Filter this data down to the lines that hold "получение", and copy them.
## start Raw records
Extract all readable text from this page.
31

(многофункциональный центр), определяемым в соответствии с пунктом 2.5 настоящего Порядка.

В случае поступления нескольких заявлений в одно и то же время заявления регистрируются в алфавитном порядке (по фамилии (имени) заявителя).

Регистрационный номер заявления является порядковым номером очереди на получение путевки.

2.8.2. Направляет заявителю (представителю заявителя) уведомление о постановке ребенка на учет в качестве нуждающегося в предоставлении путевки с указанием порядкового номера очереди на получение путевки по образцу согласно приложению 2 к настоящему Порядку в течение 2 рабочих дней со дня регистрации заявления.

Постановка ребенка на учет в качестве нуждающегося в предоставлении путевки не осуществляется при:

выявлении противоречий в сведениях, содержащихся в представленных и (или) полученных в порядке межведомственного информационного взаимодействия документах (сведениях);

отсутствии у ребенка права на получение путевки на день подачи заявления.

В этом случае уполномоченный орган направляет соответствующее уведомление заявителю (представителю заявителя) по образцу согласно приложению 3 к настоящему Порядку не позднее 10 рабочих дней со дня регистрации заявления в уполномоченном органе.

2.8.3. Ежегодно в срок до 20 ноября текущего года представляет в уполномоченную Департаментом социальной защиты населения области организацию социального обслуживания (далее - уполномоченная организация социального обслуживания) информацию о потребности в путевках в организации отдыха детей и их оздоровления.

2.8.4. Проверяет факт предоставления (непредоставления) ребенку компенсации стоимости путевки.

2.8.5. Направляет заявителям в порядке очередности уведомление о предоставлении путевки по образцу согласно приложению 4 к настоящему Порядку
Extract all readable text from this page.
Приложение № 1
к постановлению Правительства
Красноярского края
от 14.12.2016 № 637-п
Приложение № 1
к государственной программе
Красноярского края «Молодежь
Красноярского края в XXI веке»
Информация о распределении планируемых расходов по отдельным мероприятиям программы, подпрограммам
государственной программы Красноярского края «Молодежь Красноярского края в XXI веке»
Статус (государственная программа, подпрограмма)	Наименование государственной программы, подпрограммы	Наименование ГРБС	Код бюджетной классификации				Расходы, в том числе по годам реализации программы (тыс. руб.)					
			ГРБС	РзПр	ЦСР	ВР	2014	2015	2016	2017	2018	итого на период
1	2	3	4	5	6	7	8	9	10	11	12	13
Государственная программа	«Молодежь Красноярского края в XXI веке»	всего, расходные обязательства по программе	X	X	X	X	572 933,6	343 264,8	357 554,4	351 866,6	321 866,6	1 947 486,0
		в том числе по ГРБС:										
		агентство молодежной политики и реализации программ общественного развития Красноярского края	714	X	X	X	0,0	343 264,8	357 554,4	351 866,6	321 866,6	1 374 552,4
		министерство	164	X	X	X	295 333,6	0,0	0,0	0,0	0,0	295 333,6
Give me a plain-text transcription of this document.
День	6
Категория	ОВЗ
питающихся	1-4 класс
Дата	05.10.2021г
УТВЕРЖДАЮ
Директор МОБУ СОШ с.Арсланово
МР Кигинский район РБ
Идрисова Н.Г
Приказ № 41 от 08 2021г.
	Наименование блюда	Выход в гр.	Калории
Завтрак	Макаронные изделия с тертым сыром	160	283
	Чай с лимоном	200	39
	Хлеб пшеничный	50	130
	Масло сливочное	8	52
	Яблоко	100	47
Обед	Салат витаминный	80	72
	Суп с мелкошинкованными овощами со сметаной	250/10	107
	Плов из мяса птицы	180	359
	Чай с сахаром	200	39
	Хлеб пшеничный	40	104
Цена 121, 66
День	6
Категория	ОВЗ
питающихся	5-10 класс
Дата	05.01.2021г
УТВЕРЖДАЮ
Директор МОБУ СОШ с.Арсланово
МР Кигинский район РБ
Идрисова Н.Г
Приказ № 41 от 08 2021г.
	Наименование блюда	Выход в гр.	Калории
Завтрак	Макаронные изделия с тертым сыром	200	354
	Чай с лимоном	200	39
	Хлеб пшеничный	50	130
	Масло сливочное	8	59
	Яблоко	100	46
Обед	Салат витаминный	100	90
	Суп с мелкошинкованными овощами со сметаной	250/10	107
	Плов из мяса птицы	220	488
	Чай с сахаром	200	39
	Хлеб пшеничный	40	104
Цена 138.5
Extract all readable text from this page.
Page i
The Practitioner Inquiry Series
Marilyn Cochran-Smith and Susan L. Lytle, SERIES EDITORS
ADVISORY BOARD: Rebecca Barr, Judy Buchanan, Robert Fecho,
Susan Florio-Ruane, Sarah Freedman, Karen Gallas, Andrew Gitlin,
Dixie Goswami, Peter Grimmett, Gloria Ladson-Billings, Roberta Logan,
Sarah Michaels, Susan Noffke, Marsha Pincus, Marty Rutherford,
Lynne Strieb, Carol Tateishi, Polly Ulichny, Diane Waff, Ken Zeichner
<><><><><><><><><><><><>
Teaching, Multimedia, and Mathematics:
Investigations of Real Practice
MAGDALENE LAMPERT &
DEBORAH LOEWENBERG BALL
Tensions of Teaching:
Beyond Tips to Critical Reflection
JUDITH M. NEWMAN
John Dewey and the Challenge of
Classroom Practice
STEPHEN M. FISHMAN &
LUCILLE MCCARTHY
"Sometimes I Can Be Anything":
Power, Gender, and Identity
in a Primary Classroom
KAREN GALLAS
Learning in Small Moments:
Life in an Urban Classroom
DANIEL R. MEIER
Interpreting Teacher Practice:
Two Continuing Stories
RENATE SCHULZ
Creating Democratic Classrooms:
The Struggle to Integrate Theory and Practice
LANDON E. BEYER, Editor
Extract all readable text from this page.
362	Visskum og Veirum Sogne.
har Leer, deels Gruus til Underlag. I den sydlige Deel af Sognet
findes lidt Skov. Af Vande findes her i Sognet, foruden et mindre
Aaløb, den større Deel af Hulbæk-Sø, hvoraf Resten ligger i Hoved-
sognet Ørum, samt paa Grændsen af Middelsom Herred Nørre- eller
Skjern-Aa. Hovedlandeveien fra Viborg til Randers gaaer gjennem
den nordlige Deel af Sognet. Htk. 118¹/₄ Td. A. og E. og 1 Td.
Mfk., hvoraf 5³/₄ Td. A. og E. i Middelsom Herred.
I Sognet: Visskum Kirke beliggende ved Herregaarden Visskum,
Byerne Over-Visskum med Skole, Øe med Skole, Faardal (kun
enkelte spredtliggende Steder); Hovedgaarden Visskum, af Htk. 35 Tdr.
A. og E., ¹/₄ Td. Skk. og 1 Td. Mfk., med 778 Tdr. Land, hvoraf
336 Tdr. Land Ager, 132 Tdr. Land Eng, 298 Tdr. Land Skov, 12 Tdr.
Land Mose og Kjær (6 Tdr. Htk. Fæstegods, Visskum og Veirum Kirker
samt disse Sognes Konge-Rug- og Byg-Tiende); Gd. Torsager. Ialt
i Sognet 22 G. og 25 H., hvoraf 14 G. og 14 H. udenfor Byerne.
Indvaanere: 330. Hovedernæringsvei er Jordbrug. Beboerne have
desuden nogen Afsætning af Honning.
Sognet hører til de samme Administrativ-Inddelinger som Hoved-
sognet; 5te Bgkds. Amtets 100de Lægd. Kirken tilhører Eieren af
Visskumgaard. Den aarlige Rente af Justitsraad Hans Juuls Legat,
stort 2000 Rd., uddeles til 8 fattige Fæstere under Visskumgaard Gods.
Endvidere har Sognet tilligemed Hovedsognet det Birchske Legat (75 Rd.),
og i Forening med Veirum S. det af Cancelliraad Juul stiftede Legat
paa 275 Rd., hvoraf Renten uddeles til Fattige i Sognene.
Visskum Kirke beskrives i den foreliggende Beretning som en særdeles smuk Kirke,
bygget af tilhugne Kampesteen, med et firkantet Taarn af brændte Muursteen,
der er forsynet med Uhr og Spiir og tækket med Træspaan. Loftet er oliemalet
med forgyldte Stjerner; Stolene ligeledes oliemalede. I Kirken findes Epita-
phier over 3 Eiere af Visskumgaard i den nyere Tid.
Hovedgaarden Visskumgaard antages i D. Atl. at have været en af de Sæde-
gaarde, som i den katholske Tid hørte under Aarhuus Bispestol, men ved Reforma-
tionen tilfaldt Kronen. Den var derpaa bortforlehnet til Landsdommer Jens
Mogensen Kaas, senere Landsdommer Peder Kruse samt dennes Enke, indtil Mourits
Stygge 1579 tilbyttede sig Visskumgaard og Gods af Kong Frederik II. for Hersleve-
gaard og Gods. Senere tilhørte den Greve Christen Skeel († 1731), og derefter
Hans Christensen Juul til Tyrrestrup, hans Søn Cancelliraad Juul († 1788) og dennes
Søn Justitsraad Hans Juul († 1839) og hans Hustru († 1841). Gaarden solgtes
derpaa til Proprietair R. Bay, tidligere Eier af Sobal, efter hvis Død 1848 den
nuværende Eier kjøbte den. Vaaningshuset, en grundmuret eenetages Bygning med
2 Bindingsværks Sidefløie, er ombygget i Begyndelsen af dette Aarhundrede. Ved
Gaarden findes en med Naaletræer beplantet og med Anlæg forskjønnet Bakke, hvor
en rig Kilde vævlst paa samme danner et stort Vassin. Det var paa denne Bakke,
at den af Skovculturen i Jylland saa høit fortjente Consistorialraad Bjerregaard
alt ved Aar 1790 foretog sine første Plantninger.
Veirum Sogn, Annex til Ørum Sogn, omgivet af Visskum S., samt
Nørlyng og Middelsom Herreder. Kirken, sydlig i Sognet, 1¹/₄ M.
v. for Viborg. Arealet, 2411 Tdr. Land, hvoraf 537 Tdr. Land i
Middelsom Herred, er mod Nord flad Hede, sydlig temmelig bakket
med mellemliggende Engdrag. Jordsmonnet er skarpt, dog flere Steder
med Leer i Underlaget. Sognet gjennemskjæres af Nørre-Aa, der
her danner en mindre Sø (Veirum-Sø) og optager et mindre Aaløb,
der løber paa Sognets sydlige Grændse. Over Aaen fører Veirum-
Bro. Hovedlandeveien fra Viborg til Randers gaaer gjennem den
## end Raw records
__Solution to this exercise__:
Регистрационный номер заявления является порядковым номером очереди на получение путевки.
2.8.2. Направляет заявителю (представителю заявителя) уведомление о постановке ребенка на учет в качестве нуждающегося в предоставлении путевки с указанием порядкового номера очереди на получение путевки по образцу согласно приложению 2 к настоящему Порядку в течение 2 рабочих дней со дня регистрации заявления.
отсутствии у ребенка права на получение путевки на день подачи заявления.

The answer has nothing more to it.